# Written problem
Repeat the data below exactly, dropping any pictures it holds.

[START Supplied entries]

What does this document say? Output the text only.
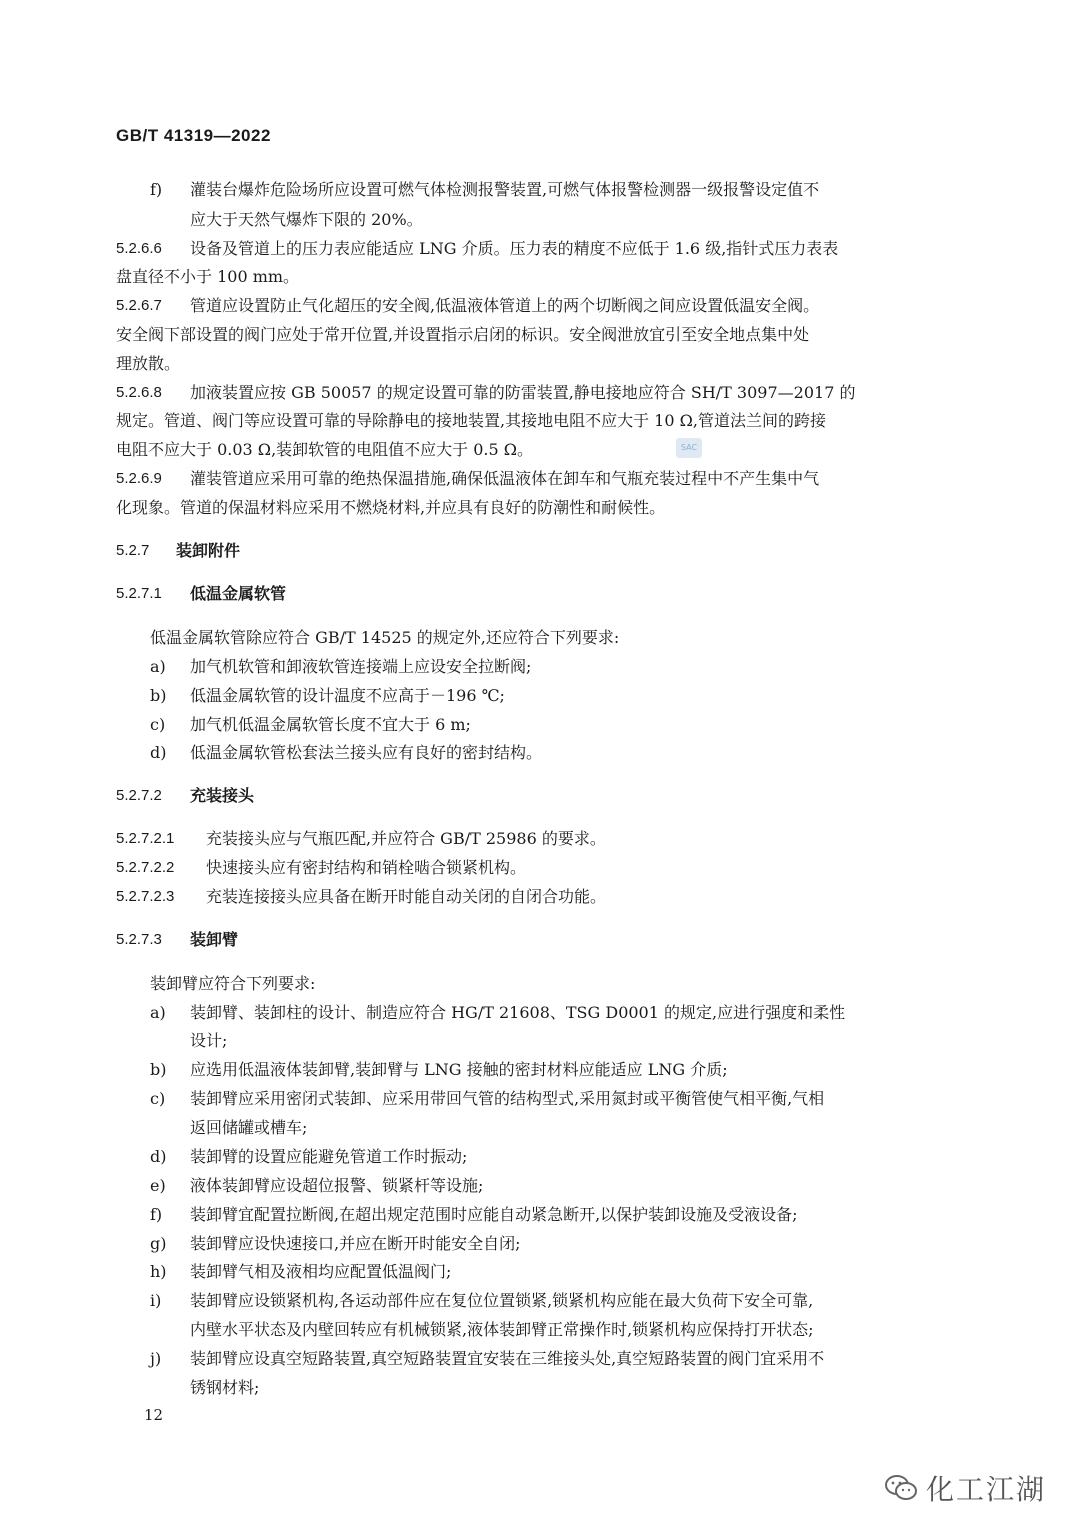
GB/T 41319—2022
f) 灌装台爆炸危险场所应设置可燃气体检测报警装置,可燃气体报警检测器一级报警设定值不
应大于天然气爆炸下限的 20%。
5.2.6.6 设备及管道上的压力表应能适应 LNG 介质。压力表的精度不应低于 1.6 级,指针式压力表表
盘直径不小于 100 mm。
5.2.6.7 管道应设置防止气化超压的安全阀,低温液体管道上的两个切断阀之间应设置低温安全阀。
安全阀下部设置的阀门应处于常开位置,并设置指示启闭的标识。安全阀泄放宜引至安全地点集中处
理放散。
5.2.6.8 加液装置应按 GB 50057 的规定设置可靠的防雷装置,静电接地应符合 SH/T 3097—2017 的
规定。管道、阀门等应设置可靠的导除静电的接地装置,其接地电阻不应大于 10 Ω,管道法兰间的跨接
电阻不应大于 0.03 Ω,装卸软管的电阻值不应大于 0.5 Ω。	SAC
5.2.6.9 灌装管道应采用可靠的绝热保温措施,确保低温液体在卸车和气瓶充装过程中不产生集中气
化现象。管道的保温材料应采用不燃烧材料,并应具有良好的防潮性和耐候性。
5.2.7 装卸附件
5.2.7.1 低温金属软管
低温金属软管除应符合 GB/T 14525 的规定外,还应符合下列要求:
a) 加气机软管和卸液软管连接端上应设安全拉断阀;
b) 低温金属软管的设计温度不应高于－196 ℃;
c) 加气机低温金属软管长度不宜大于 6 m;
d) 低温金属软管松套法兰接头应有良好的密封结构。
5.2.7.2 充装接头
5.2.7.2.1 充装接头应与气瓶匹配,并应符合 GB/T 25986 的要求。
5.2.7.2.2 快速接头应有密封结构和销栓啮合锁紧机构。
5.2.7.2.3 充装连接接头应具备在断开时能自动关闭的自闭合功能。
5.2.7.3 装卸臂
装卸臂应符合下列要求:
a) 装卸臂、装卸柱的设计、制造应符合 HG/T 21608、TSG D0001 的规定,应进行强度和柔性
设计;
b) 应选用低温液体装卸臂,装卸臂与 LNG 接触的密封材料应能适应 LNG 介质;
c) 装卸臂应采用密闭式装卸、应采用带回气管的结构型式,采用氮封或平衡管使气相平衡,气相
返回储罐或槽车;
d) 装卸臂的设置应能避免管道工作时振动;
e) 液体装卸臂应设超位报警、锁紧杆等设施;
f) 装卸臂宜配置拉断阀,在超出规定范围时应能自动紧急断开,以保护装卸设施及受液设备;
g) 装卸臂应设快速接口,并应在断开时能安全自闭;
h) 装卸臂气相及液相均应配置低温阀门;
i) 装卸臂应设锁紧机构,各运动部件应在复位位置锁紧,锁紧机构应能在最大负荷下安全可靠,
内壁水平状态及内壁回转应有机械锁紧,液体装卸臂正常操作时,锁紧机构应保持打开状态;
j) 装卸臂应设真空短路装置,真空短路装置宜安装在三维接头处,真空短路装置的阀门宜采用不
锈钢材料;
12
化工江湖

[END Supplied entries]

# Finished exercise
What does this document say? Output the text only.
GB/T 41319—2022
f) 灌装台爆炸危险场所应设置可燃气体检测报警装置,可燃气体报警检测器一级报警设定值不
应大于天然气爆炸下限的 20%。
5.2.6.6 设备及管道上的压力表应能适应 LNG 介质。压力表的精度不应低于 1.6 级,指针式压力表表
盘直径不小于 100 mm。
5.2.6.7 管道应设置防止气化超压的安全阀,低温液体管道上的两个切断阀之间应设置低温安全阀。
安全阀下部设置的阀门应处于常开位置,并设置指示启闭的标识。安全阀泄放宜引至安全地点集中处
理放散。
5.2.6.8 加液装置应按 GB 50057 的规定设置可靠的防雷装置,静电接地应符合 SH/T 3097—2017 的
规定。管道、阀门等应设置可靠的导除静电的接地装置,其接地电阻不应大于 10 Ω,管道法兰间的跨接
电阻不应大于 0.03 Ω,装卸软管的电阻值不应大于 0.5 Ω。	SAC
5.2.6.9 灌装管道应采用可靠的绝热保温措施,确保低温液体在卸车和气瓶充装过程中不产生集中气
化现象。管道的保温材料应采用不燃烧材料,并应具有良好的防潮性和耐候性。
5.2.7 装卸附件
5.2.7.1 低温金属软管
低温金属软管除应符合 GB/T 14525 的规定外,还应符合下列要求:
a) 加气机软管和卸液软管连接端上应设安全拉断阀;
b) 低温金属软管的设计温度不应高于－196 ℃;
c) 加气机低温金属软管长度不宜大于 6 m;
d) 低温金属软管松套法兰接头应有良好的密封结构。
5.2.7.2 充装接头
5.2.7.2.1 充装接头应与气瓶匹配,并应符合 GB/T 25986 的要求。
5.2.7.2.2 快速接头应有密封结构和销栓啮合锁紧机构。
5.2.7.2.3 充装连接接头应具备在断开时能自动关闭的自闭合功能。
5.2.7.3 装卸臂
装卸臂应符合下列要求:
a) 装卸臂、装卸柱的设计、制造应符合 HG/T 21608、TSG D0001 的规定,应进行强度和柔性
设计;
b) 应选用低温液体装卸臂,装卸臂与 LNG 接触的密封材料应能适应 LNG 介质;
c) 装卸臂应采用密闭式装卸、应采用带回气管的结构型式,采用氮封或平衡管使气相平衡,气相
返回储罐或槽车;
d) 装卸臂的设置应能避免管道工作时振动;
e) 液体装卸臂应设超位报警、锁紧杆等设施;
f) 装卸臂宜配置拉断阀,在超出规定范围时应能自动紧急断开,以保护装卸设施及受液设备;
g) 装卸臂应设快速接口,并应在断开时能安全自闭;
h) 装卸臂气相及液相均应配置低温阀门;
i) 装卸臂应设锁紧机构,各运动部件应在复位位置锁紧,锁紧机构应能在最大负荷下安全可靠,
内壁水平状态及内壁回转应有机械锁紧,液体装卸臂正常操作时,锁紧机构应保持打开状态;
j) 装卸臂应设真空短路装置,真空短路装置宜安装在三维接头处,真空短路装置的阀门宜采用不
锈钢材料;
12
化工江湖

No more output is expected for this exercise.